Stored entries
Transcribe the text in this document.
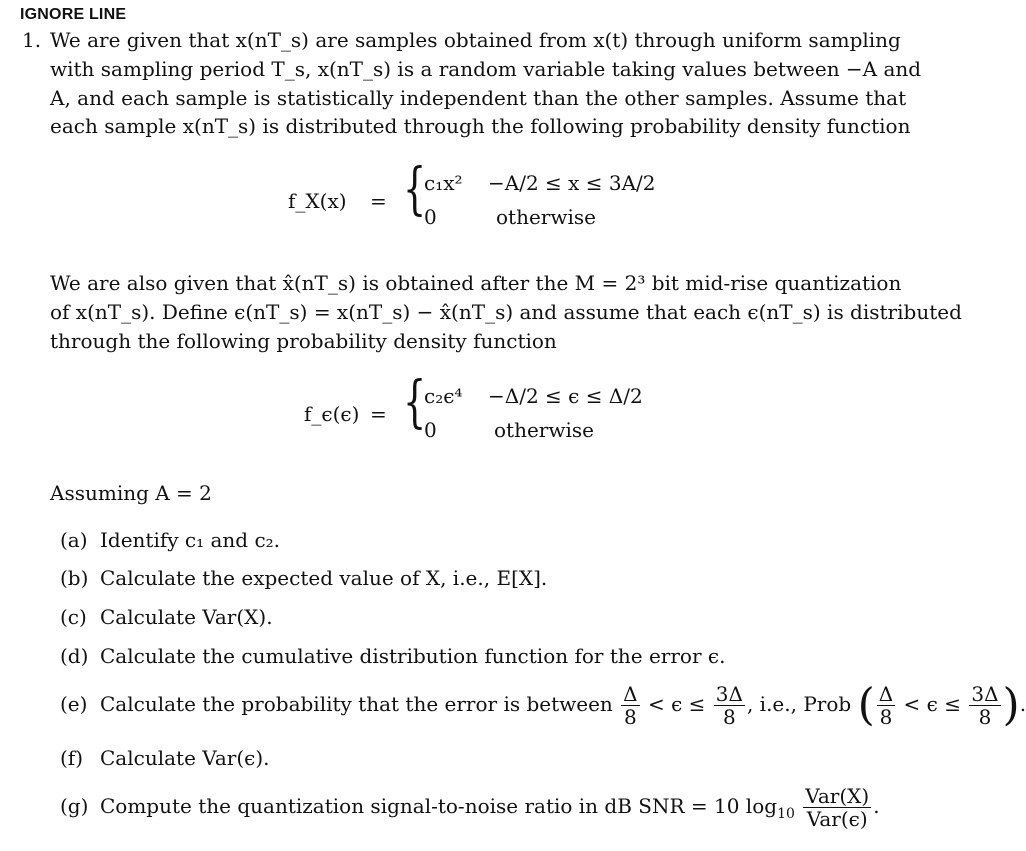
IGNORE LINE
1. We are given that x(nT_s) are samples obtained from x(t) through uniform sampling
with sampling period T_s, x(nT_s) is a random variable taking values between −A and
A, and each sample is statistically independent than the other samples. Assume that
each sample x(nT_s) is distributed through the following probability density function
f_X(x) = {
c₁x² −A/2 ≤ x ≤ 3A/2
0	otherwise
We are also given that x̂(nT_s) is obtained after the M = 2³ bit mid-rise quantization
of x(nT_s). Define ϵ(nT_s) = x(nT_s) − x̂(nT_s) and assume that each ϵ(nT_s) is distributed
through the following probability density function
f_ϵ(ϵ) = {
c₂ϵ⁴ −Δ/2 ≤ ϵ ≤ Δ/2
0	otherwise
Assuming A = 2
(a) Identify c₁ and c₂.
(b) Calculate the expected value of X, i.e., E[X].
(c) Calculate Var(X).
(d) Calculate the cumulative distribution function for the error ϵ.
(e) Calculate the probability that the error is between $\frac{\Delta}{8} < \epsilon \le \frac{3\Delta}{8}$ , i.e., Prob ( $\frac{\Delta}{8} < \epsilon \le \frac{3\Delta}{8}$ ).
(f) Calculate Var(ϵ).
(g) Compute the quantization signal-to-noise ratio in dB SNR = 10 $\log_{10} \frac{\text{Var(X)}}{\text{Var(ϵ)}}$ .
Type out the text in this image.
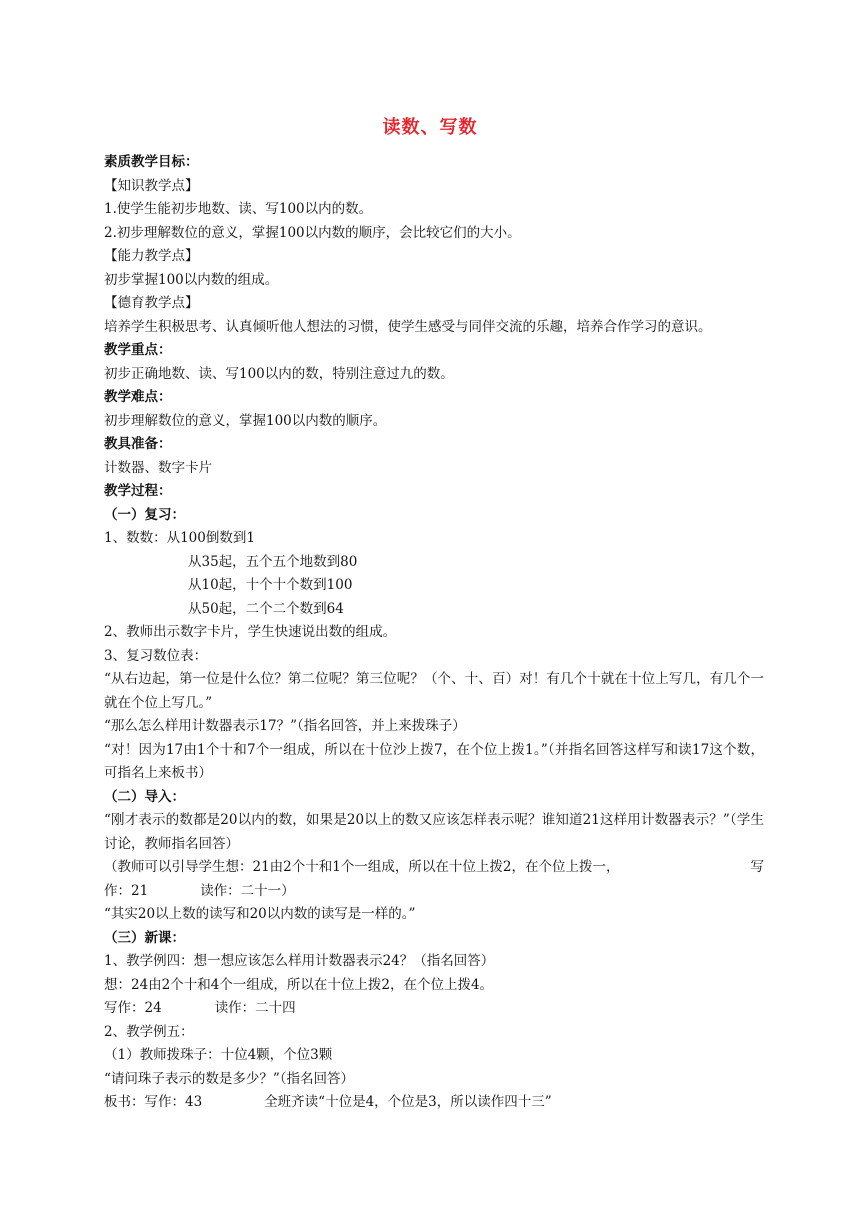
读数、写数
素质教学目标：
【知识教学点】
1.使学生能初步地数、读、写100以内的数。
2.初步理解数位的意义，掌握100以内数的顺序，会比较它们的大小。
【能力教学点】
初步掌握100以内数的组成。
【德育教学点】
培养学生积极思考、认真倾听他人想法的习惯，使学生感受与同伴交流的乐趣，培养合作学习的意识。
教学重点：
初步正确地数、读、写100以内的数，特别注意过九的数。
教学难点：
初步理解数位的意义，掌握100以内数的顺序。
教具准备：
计数器、数字卡片
教学过程：
（一）复习：
1、数数：从100倒数到1
从35起，五个五个地数到80
从10起，十个十个数到100
从50起，二个二个数到64
2、教师出示数字卡片，学生快速说出数的组成。
3、复习数位表：
“从右边起，第一位是什么位？第二位呢？第三位呢？（个、十、百）对！有几个十就在十位上写几，有几个一就在个位上写几。”
“那么怎么样用计数器表示17？”（指名回答，并上来拨珠子）
“对！因为17由1个十和7个一组成，所以在十位沙上拨7，在个位上拨1。”（并指名回答这样写和读17这个数，可指名上来板书）
（二）导入：
“刚才表示的数都是20以内的数，如果是20以上的数又应该怎样表示呢？谁知道21这样用计数器表示？”（学生讨论，教师指名回答）
（教师可以引导学生想：21由2个十和1个一组成，所以在十位上拨2，在个位上拨一，	写
作：21	读作：二十一）
“其实20以上数的读写和20以内数的读写是一样的。”
（三）新课：
1、教学例四：想一想应该怎么样用计数器表示24？（指名回答）
想：24由2个十和4个一组成，所以在十位上拨2，在个位上拨4。
写作：24	读作：二十四
2、教学例五：
（1）教师拨珠子：十位4颗，个位3颗
“请问珠子表示的数是多少？”（指名回答）
板书：写作：43	全班齐读“十位是4，个位是3，所以读作四十三”
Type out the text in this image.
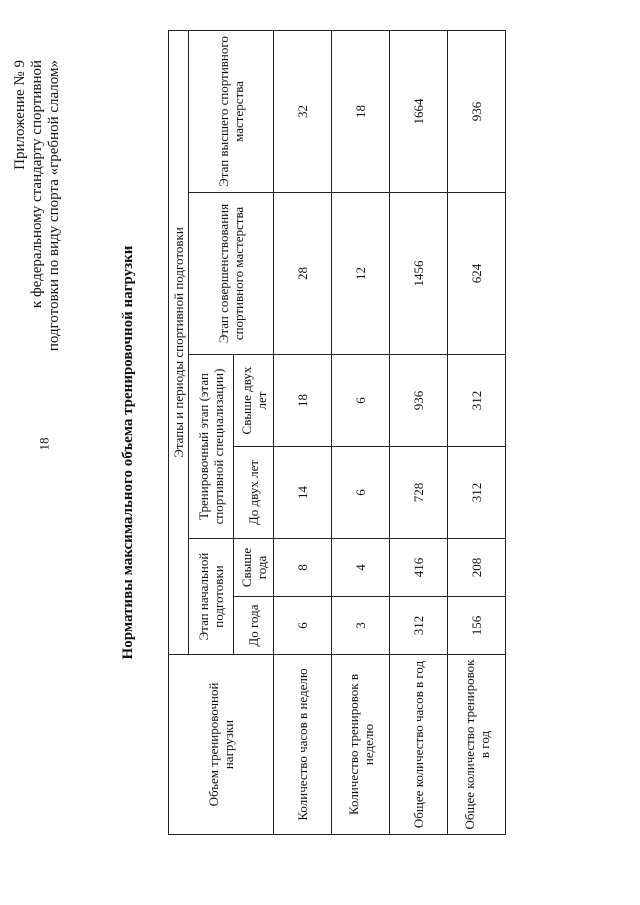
18
Приложение № 9 к федеральному стандарту спортивной подготовки по виду спорта «гребной слалом»
Нормативы максимального объема тренировочной нагрузки
Объем тренировочной нагрузки	Этапы и периоды спортивной подготовки					
	Этап начальной подготовки		Тренировочный этап (этап спортивной специализации)		Этап совершенствования спортивного мастерства	Этап высшего спортивного мастерства
	До года	Свыше года	До двух лет	Свыше двух лет		
Количество часов в неделю	6	8	14	18	28	32
Количество тренировок в неделю	3	4	6	6	12	18
Общее количество часов в год	312	416	728	936	1456	1664
Общее количество тренировок в год	156	208	312	312	624	936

* [Problem description]: Repeat each line of the records above exactly, but do not copy the pictures.

* [Written solution]:
Transcribe the text in this document.
IGNORE LINE
1. We are given that x(nT_s) are samples obtained from x(t) through uniform sampling
with sampling period T_s, x(nT_s) is a random variable taking values between −A and
A, and each sample is statistically independent than the other samples. Assume that
each sample x(nT_s) is distributed through the following probability density function
f_X(x) = {
c₁x² −A/2 ≤ x ≤ 3A/2
0	otherwise
We are also given that x̂(nT_s) is obtained after the M = 2³ bit mid-rise quantization
of x(nT_s). Define ϵ(nT_s) = x(nT_s) − x̂(nT_s) and assume that each ϵ(nT_s) is distributed
through the following probability density function
f_ϵ(ϵ) = {
c₂ϵ⁴ −Δ/2 ≤ ϵ ≤ Δ/2
0	otherwise
Assuming A = 2
(a) Identify c₁ and c₂.
(b) Calculate the expected value of X, i.e., E[X].
(c) Calculate Var(X).
(d) Calculate the cumulative distribution function for the error ϵ.
(e) Calculate the probability that the error is between $\frac{\Delta}{8} < \epsilon \le \frac{3\Delta}{8}$ , i.e., Prob ( $\frac{\Delta}{8} < \epsilon \le \frac{3\Delta}{8}$ ).
(f) Calculate Var(ϵ).
(g) Compute the quantization signal-to-noise ratio in dB SNR = 10 $\log_{10} \frac{\text{Var(X)}}{\text{Var(ϵ)}}$ .
Type out the text in this image.
读数、写数
素质教学目标：
【知识教学点】
1.使学生能初步地数、读、写100以内的数。
2.初步理解数位的意义，掌握100以内数的顺序，会比较它们的大小。
【能力教学点】
初步掌握100以内数的组成。
【德育教学点】
培养学生积极思考、认真倾听他人想法的习惯，使学生感受与同伴交流的乐趣，培养合作学习的意识。
教学重点：
初步正确地数、读、写100以内的数，特别注意过九的数。
教学难点：
初步理解数位的意义，掌握100以内数的顺序。
教具准备：
计数器、数字卡片
教学过程：
（一）复习：
1、数数：从100倒数到1
从35起，五个五个地数到80
从10起，十个十个数到100
从50起，二个二个数到64
2、教师出示数字卡片，学生快速说出数的组成。
3、复习数位表：
“从右边起，第一位是什么位？第二位呢？第三位呢？（个、十、百）对！有几个十就在十位上写几，有几个一就在个位上写几。”
“那么怎么样用计数器表示17？”（指名回答，并上来拨珠子）
“对！因为17由1个十和7个一组成，所以在十位沙上拨7，在个位上拨1。”（并指名回答这样写和读17这个数，可指名上来板书）
（二）导入：
“刚才表示的数都是20以内的数，如果是20以上的数又应该怎样表示呢？谁知道21这样用计数器表示？”（学生讨论，教师指名回答）
（教师可以引导学生想：21由2个十和1个一组成，所以在十位上拨2，在个位上拨一，	写
作：21	读作：二十一）
“其实20以上数的读写和20以内数的读写是一样的。”
（三）新课：
1、教学例四：想一想应该怎么样用计数器表示24？（指名回答）
想：24由2个十和4个一组成，所以在十位上拨2，在个位上拨4。
写作：24	读作：二十四
2、教学例五：
（1）教师拨珠子：十位4颗，个位3颗
“请问珠子表示的数是多少？”（指名回答）
板书：写作：43	全班齐读“十位是4，个位是3，所以读作四十三”
Type out the text in this image.
18
Приложение № 9 к федеральному стандарту спортивной подготовки по виду спорта «гребной слалом»
Нормативы максимального объема тренировочной нагрузки
Объем тренировочной нагрузки	Этапы и периоды спортивной подготовки					
	Этап начальной подготовки		Тренировочный этап (этап спортивной специализации)		Этап совершенствования спортивного мастерства	Этап высшего спортивного мастерства
	До года	Свыше года	До двух лет	Свыше двух лет		
Количество часов в неделю	6	8	14	18	28	32
Количество тренировок в неделю	3	4	6	6	12	18
Общее количество часов в год	312	416	728	936	1456	1664
Общее количество тренировок в год	156	208	312	312	624	936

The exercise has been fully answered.